- **EXERCISE INSTRUCTIONS**:
Restate the records below word for word, and omit the images they hold.

- **RECORDS SUPPLIED**:
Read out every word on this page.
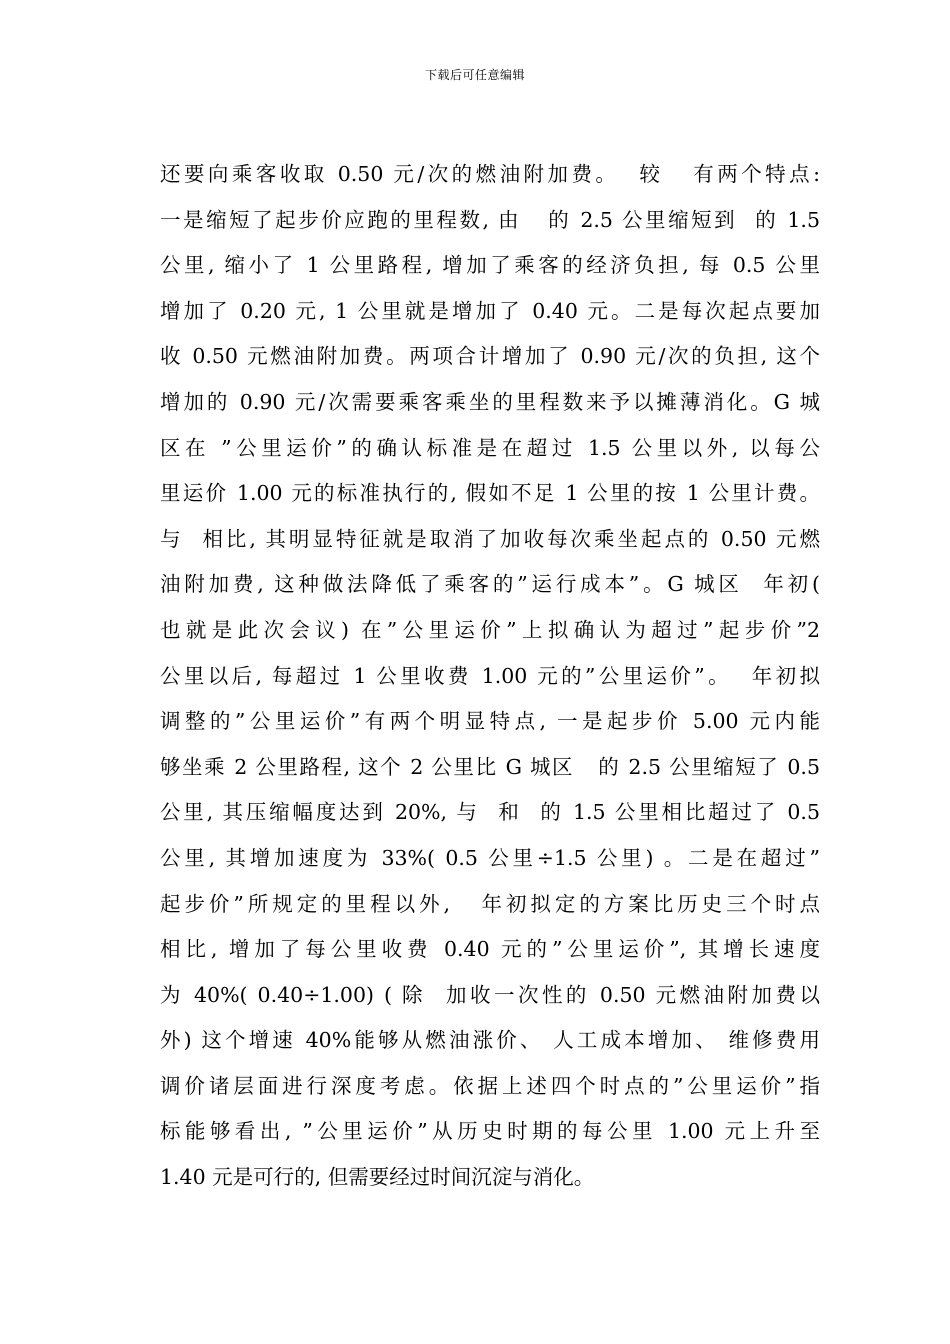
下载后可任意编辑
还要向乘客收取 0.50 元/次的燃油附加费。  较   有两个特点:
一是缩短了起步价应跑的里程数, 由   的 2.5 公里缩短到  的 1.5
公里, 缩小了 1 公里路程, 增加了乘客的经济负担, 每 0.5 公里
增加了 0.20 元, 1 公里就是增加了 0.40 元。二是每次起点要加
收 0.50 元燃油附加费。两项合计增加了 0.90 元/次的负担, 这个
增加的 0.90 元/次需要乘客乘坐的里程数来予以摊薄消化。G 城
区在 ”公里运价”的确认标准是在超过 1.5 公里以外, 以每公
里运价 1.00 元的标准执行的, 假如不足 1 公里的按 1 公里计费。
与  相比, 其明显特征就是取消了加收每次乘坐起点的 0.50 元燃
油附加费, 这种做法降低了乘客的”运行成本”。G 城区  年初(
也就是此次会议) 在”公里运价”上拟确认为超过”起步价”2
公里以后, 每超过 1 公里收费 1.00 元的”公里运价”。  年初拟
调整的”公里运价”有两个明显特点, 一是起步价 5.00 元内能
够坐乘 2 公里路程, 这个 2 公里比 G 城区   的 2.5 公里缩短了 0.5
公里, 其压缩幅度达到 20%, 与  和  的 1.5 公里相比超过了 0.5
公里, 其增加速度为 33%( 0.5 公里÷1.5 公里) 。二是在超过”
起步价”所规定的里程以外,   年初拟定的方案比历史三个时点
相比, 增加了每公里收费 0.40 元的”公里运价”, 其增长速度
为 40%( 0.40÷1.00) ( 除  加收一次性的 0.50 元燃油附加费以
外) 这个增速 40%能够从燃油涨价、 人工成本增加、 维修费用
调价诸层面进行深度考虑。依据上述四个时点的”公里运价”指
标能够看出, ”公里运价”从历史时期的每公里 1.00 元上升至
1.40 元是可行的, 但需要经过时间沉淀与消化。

- **SOLVED PROBLEM**:
Read out every word on this page.
下载后可任意编辑
还要向乘客收取 0.50 元/次的燃油附加费。  较   有两个特点:
一是缩短了起步价应跑的里程数, 由   的 2.5 公里缩短到  的 1.5
公里, 缩小了 1 公里路程, 增加了乘客的经济负担, 每 0.5 公里
增加了 0.20 元, 1 公里就是增加了 0.40 元。二是每次起点要加
收 0.50 元燃油附加费。两项合计增加了 0.90 元/次的负担, 这个
增加的 0.90 元/次需要乘客乘坐的里程数来予以摊薄消化。G 城
区在 ”公里运价”的确认标准是在超过 1.5 公里以外, 以每公
里运价 1.00 元的标准执行的, 假如不足 1 公里的按 1 公里计费。
与  相比, 其明显特征就是取消了加收每次乘坐起点的 0.50 元燃
油附加费, 这种做法降低了乘客的”运行成本”。G 城区  年初(
也就是此次会议) 在”公里运价”上拟确认为超过”起步价”2
公里以后, 每超过 1 公里收费 1.00 元的”公里运价”。  年初拟
调整的”公里运价”有两个明显特点, 一是起步价 5.00 元内能
够坐乘 2 公里路程, 这个 2 公里比 G 城区   的 2.5 公里缩短了 0.5
公里, 其压缩幅度达到 20%, 与  和  的 1.5 公里相比超过了 0.5
公里, 其增加速度为 33%( 0.5 公里÷1.5 公里) 。二是在超过”
起步价”所规定的里程以外,   年初拟定的方案比历史三个时点
相比, 增加了每公里收费 0.40 元的”公里运价”, 其增长速度
为 40%( 0.40÷1.00) ( 除  加收一次性的 0.50 元燃油附加费以
外) 这个增速 40%能够从燃油涨价、 人工成本增加、 维修费用
调价诸层面进行深度考虑。依据上述四个时点的”公里运价”指
标能够看出, ”公里运价”从历史时期的每公里 1.00 元上升至
1.40 元是可行的, 但需要经过时间沉淀与消化。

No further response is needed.